Chart and figure data:
=-=-=-=-=
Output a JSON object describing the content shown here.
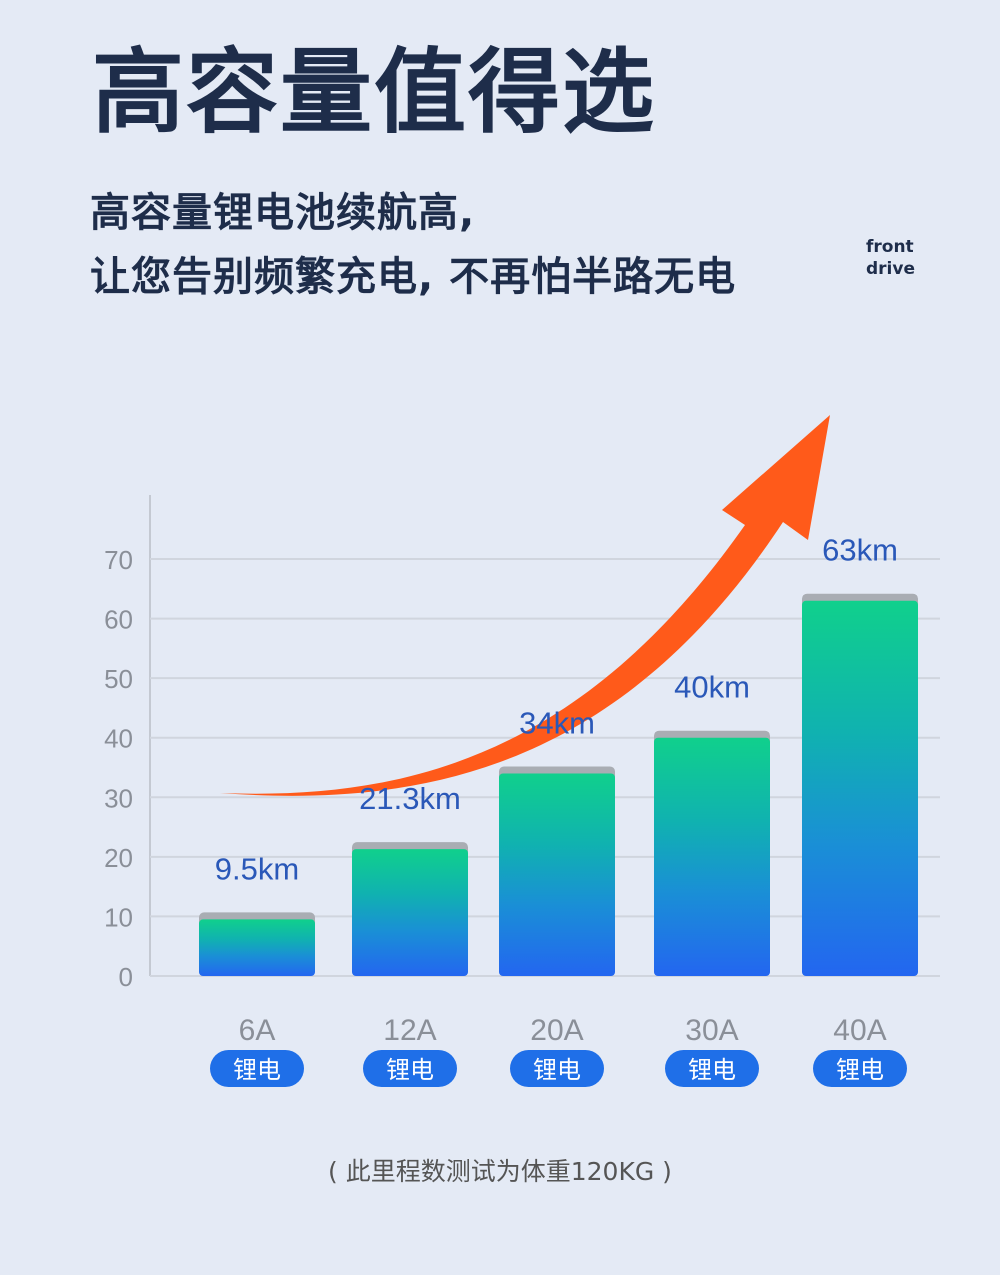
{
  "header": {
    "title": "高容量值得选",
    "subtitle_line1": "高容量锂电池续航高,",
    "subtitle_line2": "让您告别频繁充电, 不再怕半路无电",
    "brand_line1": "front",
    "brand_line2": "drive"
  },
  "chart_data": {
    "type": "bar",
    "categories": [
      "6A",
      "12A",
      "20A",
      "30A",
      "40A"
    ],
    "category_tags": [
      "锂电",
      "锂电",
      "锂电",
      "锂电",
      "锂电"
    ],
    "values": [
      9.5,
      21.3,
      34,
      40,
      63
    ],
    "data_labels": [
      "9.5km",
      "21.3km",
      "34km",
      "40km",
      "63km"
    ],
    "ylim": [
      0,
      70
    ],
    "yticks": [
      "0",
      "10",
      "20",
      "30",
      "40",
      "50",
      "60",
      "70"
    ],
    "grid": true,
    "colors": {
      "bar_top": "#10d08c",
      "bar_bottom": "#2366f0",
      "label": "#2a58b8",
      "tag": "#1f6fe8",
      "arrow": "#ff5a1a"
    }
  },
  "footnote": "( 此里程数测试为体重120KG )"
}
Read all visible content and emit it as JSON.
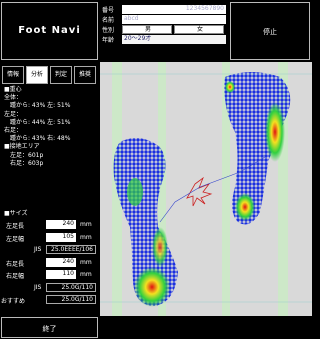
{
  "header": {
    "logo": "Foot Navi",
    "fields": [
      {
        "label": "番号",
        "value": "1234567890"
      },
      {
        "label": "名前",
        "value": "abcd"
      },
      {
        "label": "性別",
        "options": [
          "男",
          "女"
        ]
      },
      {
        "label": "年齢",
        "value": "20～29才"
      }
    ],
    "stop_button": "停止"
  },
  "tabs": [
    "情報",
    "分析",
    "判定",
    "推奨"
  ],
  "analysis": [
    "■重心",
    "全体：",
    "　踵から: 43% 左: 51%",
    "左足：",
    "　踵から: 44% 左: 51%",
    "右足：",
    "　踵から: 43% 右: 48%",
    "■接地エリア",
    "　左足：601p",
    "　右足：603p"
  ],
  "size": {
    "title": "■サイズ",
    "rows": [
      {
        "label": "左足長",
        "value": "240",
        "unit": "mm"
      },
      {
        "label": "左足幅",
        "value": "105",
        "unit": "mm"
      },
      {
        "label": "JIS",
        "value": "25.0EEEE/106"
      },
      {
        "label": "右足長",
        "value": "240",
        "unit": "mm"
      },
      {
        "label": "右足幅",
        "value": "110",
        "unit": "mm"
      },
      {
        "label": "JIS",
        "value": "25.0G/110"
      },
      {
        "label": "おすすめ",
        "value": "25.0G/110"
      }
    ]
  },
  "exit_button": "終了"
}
=-=-=-=-=
## [Do this]
Quote the records in full and exactly; skip any image.

## [Answer to this task]
Output a JSON object describing the content shown here.
{
  "header": {
    "title": "高容量值得选",
    "subtitle_line1": "高容量锂电池续航高,",
    "subtitle_line2": "让您告别频繁充电, 不再怕半路无电",
    "brand_line1": "front",
    "brand_line2": "drive"
  },
  "chart_data": {
    "type": "bar",
    "categories": [
      "6A",
      "12A",
      "20A",
      "30A",
      "40A"
    ],
    "category_tags": [
      "锂电",
      "锂电",
      "锂电",
      "锂电",
      "锂电"
    ],
    "values": [
      9.5,
      21.3,
      34,
      40,
      63
    ],
    "data_labels": [
      "9.5km",
      "21.3km",
      "34km",
      "40km",
      "63km"
    ],
    "ylim": [
      0,
      70
    ],
    "yticks": [
      "0",
      "10",
      "20",
      "30",
      "40",
      "50",
      "60",
      "70"
    ],
    "grid": true,
    "colors": {
      "bar_top": "#10d08c",
      "bar_bottom": "#2366f0",
      "label": "#2a58b8",
      "tag": "#1f6fe8",
      "arrow": "#ff5a1a"
    }
  },
  "footnote": "( 此里程数测试为体重120KG )"
}
Read all visible content and emit it as JSON.
{
  "header": {
    "logo": "Foot Navi",
    "fields": [
      {
        "label": "番号",
        "value": "1234567890"
      },
      {
        "label": "名前",
        "value": "abcd"
      },
      {
        "label": "性別",
        "options": [
          "男",
          "女"
        ]
      },
      {
        "label": "年齢",
        "value": "20～29才"
      }
    ],
    "stop_button": "停止"
  },
  "tabs": [
    "情報",
    "分析",
    "判定",
    "推奨"
  ],
  "analysis": [
    "■重心",
    "全体：",
    "　踵から: 43% 左: 51%",
    "左足：",
    "　踵から: 44% 左: 51%",
    "右足：",
    "　踵から: 43% 右: 48%",
    "■接地エリア",
    "　左足：601p",
    "　右足：603p"
  ],
  "size": {
    "title": "■サイズ",
    "rows": [
      {
        "label": "左足長",
        "value": "240",
        "unit": "mm"
      },
      {
        "label": "左足幅",
        "value": "105",
        "unit": "mm"
      },
      {
        "label": "JIS",
        "value": "25.0EEEE/106"
      },
      {
        "label": "右足長",
        "value": "240",
        "unit": "mm"
      },
      {
        "label": "右足幅",
        "value": "110",
        "unit": "mm"
      },
      {
        "label": "JIS",
        "value": "25.0G/110"
      },
      {
        "label": "おすすめ",
        "value": "25.0G/110"
      }
    ]
  },
  "exit_button": "終了"
}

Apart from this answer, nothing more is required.